---------- MATERIAL PROVIDED

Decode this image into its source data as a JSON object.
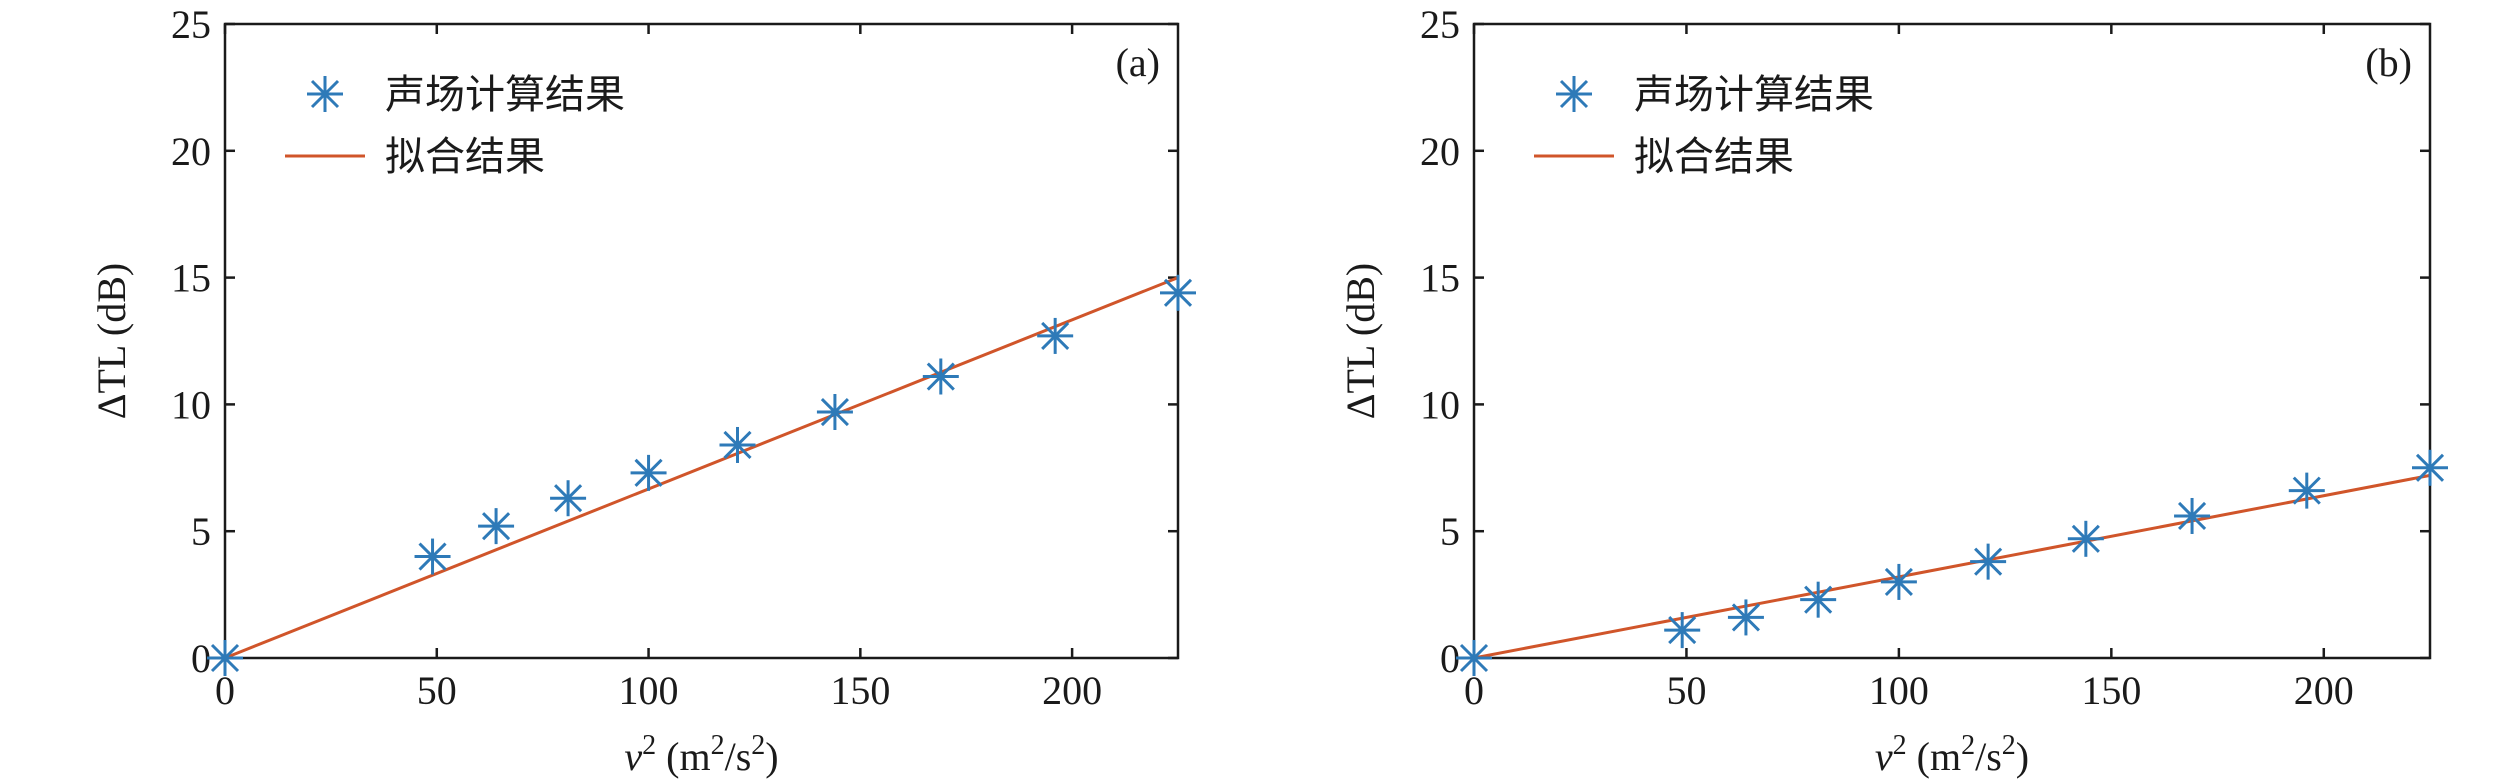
{
  "colors": {
    "marker": "#2e7ab8",
    "line": "#d0552a",
    "axis": "#1a1a1a"
  },
  "chart_data": [
    {
      "type": "scatter",
      "panel_label": "(a)",
      "xlabel_var": "v",
      "xlabel_sup": "2",
      "xlabel_units": " (m",
      "xlabel_units_sup": "2",
      "xlabel_units_mid": "/s",
      "xlabel_units_sup2": "2",
      "xlabel_units_end": ")",
      "ylabel": "ΔTL (dB)",
      "xlim": [
        0,
        225
      ],
      "ylim": [
        0,
        25
      ],
      "xticks": [
        "0",
        "50",
        "100",
        "150",
        "200"
      ],
      "yticks": [
        "0",
        "5",
        "10",
        "15",
        "20",
        "25"
      ],
      "legend": [
        "声场计算结果",
        "拟合结果"
      ],
      "legend_position": "top-left",
      "series": [
        {
          "name": "声场计算结果",
          "kind": "marker",
          "x": [
            0,
            49,
            64,
            81,
            100,
            121,
            144,
            169,
            196,
            225
          ],
          "y": [
            0,
            4.0,
            5.2,
            6.3,
            7.3,
            8.4,
            9.7,
            11.1,
            12.7,
            14.4
          ]
        },
        {
          "name": "拟合结果",
          "kind": "line",
          "x": [
            0,
            225
          ],
          "y": [
            0,
            15.0
          ]
        }
      ]
    },
    {
      "type": "scatter",
      "panel_label": "(b)",
      "xlabel_var": "v",
      "xlabel_sup": "2",
      "xlabel_units": " (m",
      "xlabel_units_sup": "2",
      "xlabel_units_mid": "/s",
      "xlabel_units_sup2": "2",
      "xlabel_units_end": ")",
      "ylabel": "ΔTL (dB)",
      "xlim": [
        0,
        225
      ],
      "ylim": [
        0,
        25
      ],
      "xticks": [
        "0",
        "50",
        "100",
        "150",
        "200"
      ],
      "yticks": [
        "0",
        "5",
        "10",
        "15",
        "20",
        "25"
      ],
      "legend": [
        "声场计算结果",
        "拟合结果"
      ],
      "legend_position": "top-left",
      "series": [
        {
          "name": "声场计算结果",
          "kind": "marker",
          "x": [
            0,
            49,
            64,
            81,
            100,
            121,
            144,
            169,
            196,
            225
          ],
          "y": [
            0,
            1.1,
            1.6,
            2.3,
            3.0,
            3.8,
            4.7,
            5.6,
            6.6,
            7.5
          ]
        },
        {
          "name": "拟合结果",
          "kind": "line",
          "x": [
            0,
            225
          ],
          "y": [
            0,
            7.2
          ]
        }
      ]
    }
  ]
}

--------------------

▸ TASK BRIEF
Reproduce the full listing faithfully, but do not carry over any pictures.

▸ PROBLEM SOLUTION
Decode this image into its source data as a JSON object.
{
  "colors": {
    "marker": "#2e7ab8",
    "line": "#d0552a",
    "axis": "#1a1a1a"
  },
  "chart_data": [
    {
      "type": "scatter",
      "panel_label": "(a)",
      "xlabel_var": "v",
      "xlabel_sup": "2",
      "xlabel_units": " (m",
      "xlabel_units_sup": "2",
      "xlabel_units_mid": "/s",
      "xlabel_units_sup2": "2",
      "xlabel_units_end": ")",
      "ylabel": "ΔTL (dB)",
      "xlim": [
        0,
        225
      ],
      "ylim": [
        0,
        25
      ],
      "xticks": [
        "0",
        "50",
        "100",
        "150",
        "200"
      ],
      "yticks": [
        "0",
        "5",
        "10",
        "15",
        "20",
        "25"
      ],
      "legend": [
        "声场计算结果",
        "拟合结果"
      ],
      "legend_position": "top-left",
      "series": [
        {
          "name": "声场计算结果",
          "kind": "marker",
          "x": [
            0,
            49,
            64,
            81,
            100,
            121,
            144,
            169,
            196,
            225
          ],
          "y": [
            0,
            4.0,
            5.2,
            6.3,
            7.3,
            8.4,
            9.7,
            11.1,
            12.7,
            14.4
          ]
        },
        {
          "name": "拟合结果",
          "kind": "line",
          "x": [
            0,
            225
          ],
          "y": [
            0,
            15.0
          ]
        }
      ]
    },
    {
      "type": "scatter",
      "panel_label": "(b)",
      "xlabel_var": "v",
      "xlabel_sup": "2",
      "xlabel_units": " (m",
      "xlabel_units_sup": "2",
      "xlabel_units_mid": "/s",
      "xlabel_units_sup2": "2",
      "xlabel_units_end": ")",
      "ylabel": "ΔTL (dB)",
      "xlim": [
        0,
        225
      ],
      "ylim": [
        0,
        25
      ],
      "xticks": [
        "0",
        "50",
        "100",
        "150",
        "200"
      ],
      "yticks": [
        "0",
        "5",
        "10",
        "15",
        "20",
        "25"
      ],
      "legend": [
        "声场计算结果",
        "拟合结果"
      ],
      "legend_position": "top-left",
      "series": [
        {
          "name": "声场计算结果",
          "kind": "marker",
          "x": [
            0,
            49,
            64,
            81,
            100,
            121,
            144,
            169,
            196,
            225
          ],
          "y": [
            0,
            1.1,
            1.6,
            2.3,
            3.0,
            3.8,
            4.7,
            5.6,
            6.6,
            7.5
          ]
        },
        {
          "name": "拟合结果",
          "kind": "line",
          "x": [
            0,
            225
          ],
          "y": [
            0,
            7.2
          ]
        }
      ]
    }
  ]
}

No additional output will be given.